▶ Problem: Every record should be written out exactly, please.
· · ·
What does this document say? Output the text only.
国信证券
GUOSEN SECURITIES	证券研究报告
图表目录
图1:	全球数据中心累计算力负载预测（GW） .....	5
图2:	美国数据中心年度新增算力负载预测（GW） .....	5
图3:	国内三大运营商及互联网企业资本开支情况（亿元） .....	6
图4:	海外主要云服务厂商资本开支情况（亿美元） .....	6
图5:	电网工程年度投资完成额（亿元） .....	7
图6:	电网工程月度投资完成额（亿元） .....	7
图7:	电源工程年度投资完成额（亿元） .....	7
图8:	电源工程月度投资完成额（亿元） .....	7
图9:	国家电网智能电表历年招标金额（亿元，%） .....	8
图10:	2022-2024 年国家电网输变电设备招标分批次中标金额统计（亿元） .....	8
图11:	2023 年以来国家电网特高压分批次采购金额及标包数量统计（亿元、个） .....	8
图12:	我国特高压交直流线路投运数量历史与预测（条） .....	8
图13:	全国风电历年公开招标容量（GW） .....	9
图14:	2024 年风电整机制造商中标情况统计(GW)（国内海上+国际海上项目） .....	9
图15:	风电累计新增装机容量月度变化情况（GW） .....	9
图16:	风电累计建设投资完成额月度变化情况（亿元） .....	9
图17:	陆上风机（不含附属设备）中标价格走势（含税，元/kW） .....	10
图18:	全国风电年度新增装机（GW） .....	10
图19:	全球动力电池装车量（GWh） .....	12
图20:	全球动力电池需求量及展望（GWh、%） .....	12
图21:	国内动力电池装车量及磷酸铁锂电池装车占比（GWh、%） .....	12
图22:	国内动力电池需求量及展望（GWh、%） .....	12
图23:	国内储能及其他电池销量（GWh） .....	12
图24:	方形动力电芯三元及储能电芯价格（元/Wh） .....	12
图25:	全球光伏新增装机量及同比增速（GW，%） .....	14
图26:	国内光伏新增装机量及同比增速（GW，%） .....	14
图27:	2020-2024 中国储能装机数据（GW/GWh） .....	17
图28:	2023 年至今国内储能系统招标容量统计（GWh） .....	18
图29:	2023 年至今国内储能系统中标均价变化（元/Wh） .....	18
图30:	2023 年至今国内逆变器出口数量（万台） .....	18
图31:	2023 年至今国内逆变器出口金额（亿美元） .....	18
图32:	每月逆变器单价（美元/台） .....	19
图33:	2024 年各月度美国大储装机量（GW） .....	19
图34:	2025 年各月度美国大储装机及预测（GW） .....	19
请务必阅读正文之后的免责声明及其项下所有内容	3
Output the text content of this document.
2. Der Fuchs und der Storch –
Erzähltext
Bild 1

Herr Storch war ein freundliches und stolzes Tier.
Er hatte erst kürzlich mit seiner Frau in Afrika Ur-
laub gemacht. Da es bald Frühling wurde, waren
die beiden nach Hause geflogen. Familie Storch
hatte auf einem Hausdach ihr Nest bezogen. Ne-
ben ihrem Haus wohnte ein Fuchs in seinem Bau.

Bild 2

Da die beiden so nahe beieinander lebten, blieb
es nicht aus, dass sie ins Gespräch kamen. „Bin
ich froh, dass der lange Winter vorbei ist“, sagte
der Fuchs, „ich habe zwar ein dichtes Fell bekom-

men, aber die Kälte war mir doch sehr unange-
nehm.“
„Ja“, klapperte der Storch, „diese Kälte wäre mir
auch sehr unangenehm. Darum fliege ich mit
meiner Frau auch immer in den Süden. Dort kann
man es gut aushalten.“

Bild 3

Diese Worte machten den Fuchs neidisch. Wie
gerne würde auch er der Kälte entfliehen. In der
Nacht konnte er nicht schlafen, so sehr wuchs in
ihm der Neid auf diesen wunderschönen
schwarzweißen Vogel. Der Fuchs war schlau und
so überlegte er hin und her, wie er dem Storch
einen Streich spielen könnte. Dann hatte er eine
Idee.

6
· · ·
▶ Response to this exercise:
What does this document say? Output the text only.
国信证券
GUOSEN SECURITIES	证券研究报告
图表目录
图1:	全球数据中心累计算力负载预测（GW） .....	5
图2:	美国数据中心年度新增算力负载预测（GW） .....	5
图3:	国内三大运营商及互联网企业资本开支情况（亿元） .....	6
图4:	海外主要云服务厂商资本开支情况（亿美元） .....	6
图5:	电网工程年度投资完成额（亿元） .....	7
图6:	电网工程月度投资完成额（亿元） .....	7
图7:	电源工程年度投资完成额（亿元） .....	7
图8:	电源工程月度投资完成额（亿元） .....	7
图9:	国家电网智能电表历年招标金额（亿元，%） .....	8
图10:	2022-2024 年国家电网输变电设备招标分批次中标金额统计（亿元） .....	8
图11:	2023 年以来国家电网特高压分批次采购金额及标包数量统计（亿元、个） .....	8
图12:	我国特高压交直流线路投运数量历史与预测（条） .....	8
图13:	全国风电历年公开招标容量（GW） .....	9
图14:	2024 年风电整机制造商中标情况统计(GW)（国内海上+国际海上项目） .....	9
图15:	风电累计新增装机容量月度变化情况（GW） .....	9
图16:	风电累计建设投资完成额月度变化情况（亿元） .....	9
图17:	陆上风机（不含附属设备）中标价格走势（含税，元/kW） .....	10
图18:	全国风电年度新增装机（GW） .....	10
图19:	全球动力电池装车量（GWh） .....	12
图20:	全球动力电池需求量及展望（GWh、%） .....	12
图21:	国内动力电池装车量及磷酸铁锂电池装车占比（GWh、%） .....	12
图22:	国内动力电池需求量及展望（GWh、%） .....	12
图23:	国内储能及其他电池销量（GWh） .....	12
图24:	方形动力电芯三元及储能电芯价格（元/Wh） .....	12
图25:	全球光伏新增装机量及同比增速（GW，%） .....	14
图26:	国内光伏新增装机量及同比增速（GW，%） .....	14
图27:	2020-2024 中国储能装机数据（GW/GWh） .....	17
图28:	2023 年至今国内储能系统招标容量统计（GWh） .....	18
图29:	2023 年至今国内储能系统中标均价变化（元/Wh） .....	18
图30:	2023 年至今国内逆变器出口数量（万台） .....	18
图31:	2023 年至今国内逆变器出口金额（亿美元） .....	18
图32:	每月逆变器单价（美元/台） .....	19
图33:	2024 年各月度美国大储装机量（GW） .....	19
图34:	2025 年各月度美国大储装机及预测（GW） .....	19
请务必阅读正文之后的免责声明及其项下所有内容	3
Output the text content of this document.
2. Der Fuchs und der Storch –
Erzähltext
Bild 1

Herr Storch war ein freundliches und stolzes Tier.
Er hatte erst kürzlich mit seiner Frau in Afrika Ur-
laub gemacht. Da es bald Frühling wurde, waren
die beiden nach Hause geflogen. Familie Storch
hatte auf einem Hausdach ihr Nest bezogen. Ne-
ben ihrem Haus wohnte ein Fuchs in seinem Bau.

Bild 2

Da die beiden so nahe beieinander lebten, blieb
es nicht aus, dass sie ins Gespräch kamen. „Bin
ich froh, dass der lange Winter vorbei ist“, sagte
der Fuchs, „ich habe zwar ein dichtes Fell bekom-

men, aber die Kälte war mir doch sehr unange-
nehm.“
„Ja“, klapperte der Storch, „diese Kälte wäre mir
auch sehr unangenehm. Darum fliege ich mit
meiner Frau auch immer in den Süden. Dort kann
man es gut aushalten.“

Bild 3

Diese Worte machten den Fuchs neidisch. Wie
gerne würde auch er der Kälte entfliehen. In der
Nacht konnte er nicht schlafen, so sehr wuchs in
ihm der Neid auf diesen wunderschönen
schwarzweißen Vogel. Der Fuchs war schlau und
so überlegte er hin und her, wie er dem Storch
einen Streich spielen könnte. Dann hatte er eine
Idee.

6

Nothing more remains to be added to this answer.